Given records:
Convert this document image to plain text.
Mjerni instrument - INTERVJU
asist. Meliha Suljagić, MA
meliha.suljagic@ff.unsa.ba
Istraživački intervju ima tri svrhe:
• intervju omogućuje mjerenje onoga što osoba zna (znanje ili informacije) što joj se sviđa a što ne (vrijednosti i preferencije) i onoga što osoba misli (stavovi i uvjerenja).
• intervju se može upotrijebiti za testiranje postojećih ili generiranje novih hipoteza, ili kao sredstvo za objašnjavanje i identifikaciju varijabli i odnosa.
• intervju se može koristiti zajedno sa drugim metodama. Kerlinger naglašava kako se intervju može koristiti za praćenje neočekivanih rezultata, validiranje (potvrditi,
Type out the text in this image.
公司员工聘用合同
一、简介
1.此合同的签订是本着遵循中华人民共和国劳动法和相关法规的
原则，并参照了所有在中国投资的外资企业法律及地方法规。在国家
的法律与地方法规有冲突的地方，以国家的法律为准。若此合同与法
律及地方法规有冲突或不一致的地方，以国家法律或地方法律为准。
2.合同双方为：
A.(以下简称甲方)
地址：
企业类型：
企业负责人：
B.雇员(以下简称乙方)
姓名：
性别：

Required task:
Print all of the entries exactly as they appear.

Complete output:
Convert this document image to plain text.
Mjerni instrument - INTERVJU
asist. Meliha Suljagić, MA
meliha.suljagic@ff.unsa.ba
Istraživački intervju ima tri svrhe:
• intervju omogućuje mjerenje onoga što osoba zna (znanje ili informacije) što joj se sviđa a što ne (vrijednosti i preferencije) i onoga što osoba misli (stavovi i uvjerenja).
• intervju se može upotrijebiti za testiranje postojećih ili generiranje novih hipoteza, ili kao sredstvo za objašnjavanje i identifikaciju varijabli i odnosa.
• intervju se može koristiti zajedno sa drugim metodama. Kerlinger naglašava kako se intervju može koristiti za praćenje neočekivanih rezultata, validiranje (potvrditi,
Type out the text in this image.
公司员工聘用合同
一、简介
1.此合同的签订是本着遵循中华人民共和国劳动法和相关法规的
原则，并参照了所有在中国投资的外资企业法律及地方法规。在国家
的法律与地方法规有冲突的地方，以国家的法律为准。若此合同与法
律及地方法规有冲突或不一致的地方，以国家法律或地方法律为准。
2.合同双方为：
A.(以下简称甲方)
地址：
企业类型：
企业负责人：
B.雇员(以下简称乙方)
姓名：
性别：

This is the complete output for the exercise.